> _Exercise goal_:
Of the lines in this material, how many contain "xlabel"? Answer with a single number only.

# start of Given records

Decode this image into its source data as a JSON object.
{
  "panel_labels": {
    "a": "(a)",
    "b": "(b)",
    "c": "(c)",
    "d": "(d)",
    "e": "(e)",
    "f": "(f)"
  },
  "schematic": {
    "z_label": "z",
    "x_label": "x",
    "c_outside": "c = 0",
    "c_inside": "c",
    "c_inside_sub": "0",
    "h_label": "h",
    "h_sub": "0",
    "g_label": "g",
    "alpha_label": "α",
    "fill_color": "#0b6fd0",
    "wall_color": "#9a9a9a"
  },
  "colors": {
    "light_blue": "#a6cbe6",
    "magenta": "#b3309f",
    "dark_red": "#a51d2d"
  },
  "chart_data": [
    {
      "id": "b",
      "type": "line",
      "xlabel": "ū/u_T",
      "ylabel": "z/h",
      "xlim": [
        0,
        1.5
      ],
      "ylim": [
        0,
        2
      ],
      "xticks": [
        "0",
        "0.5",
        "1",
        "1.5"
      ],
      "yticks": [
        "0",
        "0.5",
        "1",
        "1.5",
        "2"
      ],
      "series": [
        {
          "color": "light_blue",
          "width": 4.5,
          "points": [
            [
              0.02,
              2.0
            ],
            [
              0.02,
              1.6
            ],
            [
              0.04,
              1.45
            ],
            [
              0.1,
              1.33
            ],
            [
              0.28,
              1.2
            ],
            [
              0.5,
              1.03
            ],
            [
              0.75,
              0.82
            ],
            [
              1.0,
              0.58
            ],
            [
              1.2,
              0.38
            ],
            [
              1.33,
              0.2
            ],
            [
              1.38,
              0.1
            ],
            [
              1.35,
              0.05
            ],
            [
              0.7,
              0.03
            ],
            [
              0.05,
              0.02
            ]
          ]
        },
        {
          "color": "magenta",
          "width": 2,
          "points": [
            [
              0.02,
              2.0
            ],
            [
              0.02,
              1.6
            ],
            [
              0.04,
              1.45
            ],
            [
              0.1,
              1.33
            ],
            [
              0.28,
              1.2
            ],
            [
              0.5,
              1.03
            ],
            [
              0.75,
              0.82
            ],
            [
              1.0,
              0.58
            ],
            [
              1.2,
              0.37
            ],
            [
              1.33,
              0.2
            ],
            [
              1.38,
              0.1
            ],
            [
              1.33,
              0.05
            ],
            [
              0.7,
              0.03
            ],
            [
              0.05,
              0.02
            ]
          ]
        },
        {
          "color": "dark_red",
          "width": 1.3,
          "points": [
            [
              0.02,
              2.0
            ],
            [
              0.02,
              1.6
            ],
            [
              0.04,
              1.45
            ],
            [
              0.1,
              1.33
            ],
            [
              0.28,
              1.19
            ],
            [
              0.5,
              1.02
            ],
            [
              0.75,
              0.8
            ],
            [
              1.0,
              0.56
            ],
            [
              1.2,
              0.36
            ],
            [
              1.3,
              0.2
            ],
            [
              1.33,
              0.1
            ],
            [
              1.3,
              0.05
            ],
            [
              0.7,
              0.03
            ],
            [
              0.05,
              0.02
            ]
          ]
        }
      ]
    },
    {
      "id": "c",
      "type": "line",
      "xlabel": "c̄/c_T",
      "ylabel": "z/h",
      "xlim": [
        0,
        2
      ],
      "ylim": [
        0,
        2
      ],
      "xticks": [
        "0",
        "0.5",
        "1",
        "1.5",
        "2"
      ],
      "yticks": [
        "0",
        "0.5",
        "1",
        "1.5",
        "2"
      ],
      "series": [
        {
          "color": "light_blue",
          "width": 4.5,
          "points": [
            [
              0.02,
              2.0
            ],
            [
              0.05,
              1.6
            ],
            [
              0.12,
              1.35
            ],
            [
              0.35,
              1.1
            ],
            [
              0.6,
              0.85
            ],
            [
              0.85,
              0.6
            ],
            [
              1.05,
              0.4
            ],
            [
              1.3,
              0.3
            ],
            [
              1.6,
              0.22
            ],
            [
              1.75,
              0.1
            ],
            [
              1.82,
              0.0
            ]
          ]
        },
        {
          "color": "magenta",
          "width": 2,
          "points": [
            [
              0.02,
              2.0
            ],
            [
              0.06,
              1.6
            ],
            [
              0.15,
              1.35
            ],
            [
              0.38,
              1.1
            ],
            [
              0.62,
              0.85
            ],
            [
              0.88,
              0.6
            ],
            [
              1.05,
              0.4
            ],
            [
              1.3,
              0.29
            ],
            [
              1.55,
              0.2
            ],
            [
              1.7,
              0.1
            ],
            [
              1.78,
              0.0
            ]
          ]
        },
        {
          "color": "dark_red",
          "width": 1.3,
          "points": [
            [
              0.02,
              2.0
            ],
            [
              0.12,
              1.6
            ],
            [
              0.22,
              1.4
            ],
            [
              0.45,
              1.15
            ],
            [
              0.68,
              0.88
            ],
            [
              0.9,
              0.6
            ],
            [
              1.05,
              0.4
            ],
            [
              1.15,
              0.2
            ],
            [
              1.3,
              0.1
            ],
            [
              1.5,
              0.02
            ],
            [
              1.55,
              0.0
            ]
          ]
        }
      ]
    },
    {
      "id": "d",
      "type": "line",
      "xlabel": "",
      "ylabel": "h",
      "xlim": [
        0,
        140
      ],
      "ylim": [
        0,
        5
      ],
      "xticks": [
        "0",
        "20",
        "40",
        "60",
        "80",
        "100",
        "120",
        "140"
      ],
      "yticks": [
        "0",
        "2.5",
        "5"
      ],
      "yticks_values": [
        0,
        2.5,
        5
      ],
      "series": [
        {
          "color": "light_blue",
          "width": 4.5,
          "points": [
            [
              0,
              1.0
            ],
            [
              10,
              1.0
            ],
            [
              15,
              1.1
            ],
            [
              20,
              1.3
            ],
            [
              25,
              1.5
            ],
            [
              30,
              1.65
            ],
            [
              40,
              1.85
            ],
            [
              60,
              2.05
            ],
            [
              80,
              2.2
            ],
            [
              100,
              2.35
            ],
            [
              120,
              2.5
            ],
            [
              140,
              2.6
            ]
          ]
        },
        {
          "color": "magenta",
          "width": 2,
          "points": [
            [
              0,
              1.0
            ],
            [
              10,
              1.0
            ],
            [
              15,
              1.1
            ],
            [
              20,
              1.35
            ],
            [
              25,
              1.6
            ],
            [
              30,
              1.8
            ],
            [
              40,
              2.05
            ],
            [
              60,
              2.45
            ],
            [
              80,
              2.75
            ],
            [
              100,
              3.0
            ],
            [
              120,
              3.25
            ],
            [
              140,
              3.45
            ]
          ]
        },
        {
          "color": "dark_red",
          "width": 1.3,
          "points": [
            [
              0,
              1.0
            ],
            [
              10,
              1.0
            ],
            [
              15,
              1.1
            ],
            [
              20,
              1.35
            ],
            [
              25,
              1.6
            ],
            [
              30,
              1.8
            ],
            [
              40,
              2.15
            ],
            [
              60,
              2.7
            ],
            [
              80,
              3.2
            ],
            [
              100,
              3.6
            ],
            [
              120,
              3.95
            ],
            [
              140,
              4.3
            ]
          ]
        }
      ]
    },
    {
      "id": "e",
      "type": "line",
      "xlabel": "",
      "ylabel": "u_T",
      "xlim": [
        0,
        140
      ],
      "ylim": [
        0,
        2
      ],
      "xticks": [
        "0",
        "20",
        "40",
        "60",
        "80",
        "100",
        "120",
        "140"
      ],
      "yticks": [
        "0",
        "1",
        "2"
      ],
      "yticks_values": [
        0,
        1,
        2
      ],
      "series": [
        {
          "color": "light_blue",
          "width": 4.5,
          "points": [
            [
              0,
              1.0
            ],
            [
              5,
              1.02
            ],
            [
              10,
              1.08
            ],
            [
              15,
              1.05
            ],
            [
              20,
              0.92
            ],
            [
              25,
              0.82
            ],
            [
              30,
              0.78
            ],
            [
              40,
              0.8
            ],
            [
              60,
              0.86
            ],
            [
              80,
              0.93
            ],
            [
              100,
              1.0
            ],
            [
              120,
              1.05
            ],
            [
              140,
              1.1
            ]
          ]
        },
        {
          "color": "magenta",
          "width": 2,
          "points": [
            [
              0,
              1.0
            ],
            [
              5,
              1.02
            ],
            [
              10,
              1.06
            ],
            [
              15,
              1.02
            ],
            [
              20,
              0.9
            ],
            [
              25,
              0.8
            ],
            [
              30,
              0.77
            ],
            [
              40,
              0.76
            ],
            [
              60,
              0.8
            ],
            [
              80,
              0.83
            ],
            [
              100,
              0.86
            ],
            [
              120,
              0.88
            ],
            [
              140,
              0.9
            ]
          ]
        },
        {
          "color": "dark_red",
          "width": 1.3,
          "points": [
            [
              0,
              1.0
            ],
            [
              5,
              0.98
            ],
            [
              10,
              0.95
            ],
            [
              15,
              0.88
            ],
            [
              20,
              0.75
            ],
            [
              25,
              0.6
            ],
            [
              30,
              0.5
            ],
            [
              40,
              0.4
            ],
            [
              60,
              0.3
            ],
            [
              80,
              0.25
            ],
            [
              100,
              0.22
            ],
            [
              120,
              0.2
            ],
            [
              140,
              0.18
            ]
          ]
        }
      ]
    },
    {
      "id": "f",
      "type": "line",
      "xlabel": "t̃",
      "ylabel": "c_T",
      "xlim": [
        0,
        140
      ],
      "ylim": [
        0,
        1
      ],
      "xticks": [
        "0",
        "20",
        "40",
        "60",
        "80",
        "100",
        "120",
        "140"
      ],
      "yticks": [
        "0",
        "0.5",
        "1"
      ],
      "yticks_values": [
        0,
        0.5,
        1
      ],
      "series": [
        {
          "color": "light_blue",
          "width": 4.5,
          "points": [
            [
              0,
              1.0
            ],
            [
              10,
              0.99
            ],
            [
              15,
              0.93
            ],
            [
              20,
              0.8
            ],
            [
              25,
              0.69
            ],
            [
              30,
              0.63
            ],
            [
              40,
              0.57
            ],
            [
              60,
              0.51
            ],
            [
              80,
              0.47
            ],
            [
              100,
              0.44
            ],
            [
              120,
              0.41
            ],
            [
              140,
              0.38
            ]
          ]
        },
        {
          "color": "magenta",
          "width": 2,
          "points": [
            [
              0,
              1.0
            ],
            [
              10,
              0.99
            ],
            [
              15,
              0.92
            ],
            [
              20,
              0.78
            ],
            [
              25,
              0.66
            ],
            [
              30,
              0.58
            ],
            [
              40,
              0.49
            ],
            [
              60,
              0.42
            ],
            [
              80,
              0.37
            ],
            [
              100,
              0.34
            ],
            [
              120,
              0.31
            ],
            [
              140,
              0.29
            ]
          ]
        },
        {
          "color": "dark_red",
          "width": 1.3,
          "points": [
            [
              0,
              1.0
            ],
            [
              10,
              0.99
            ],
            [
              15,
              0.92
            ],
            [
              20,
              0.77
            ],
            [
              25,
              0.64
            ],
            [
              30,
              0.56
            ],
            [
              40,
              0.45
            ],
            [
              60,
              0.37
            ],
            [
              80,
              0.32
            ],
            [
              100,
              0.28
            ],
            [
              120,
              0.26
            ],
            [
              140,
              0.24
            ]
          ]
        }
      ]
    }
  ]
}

# end of Given records

> _Correct output_:
5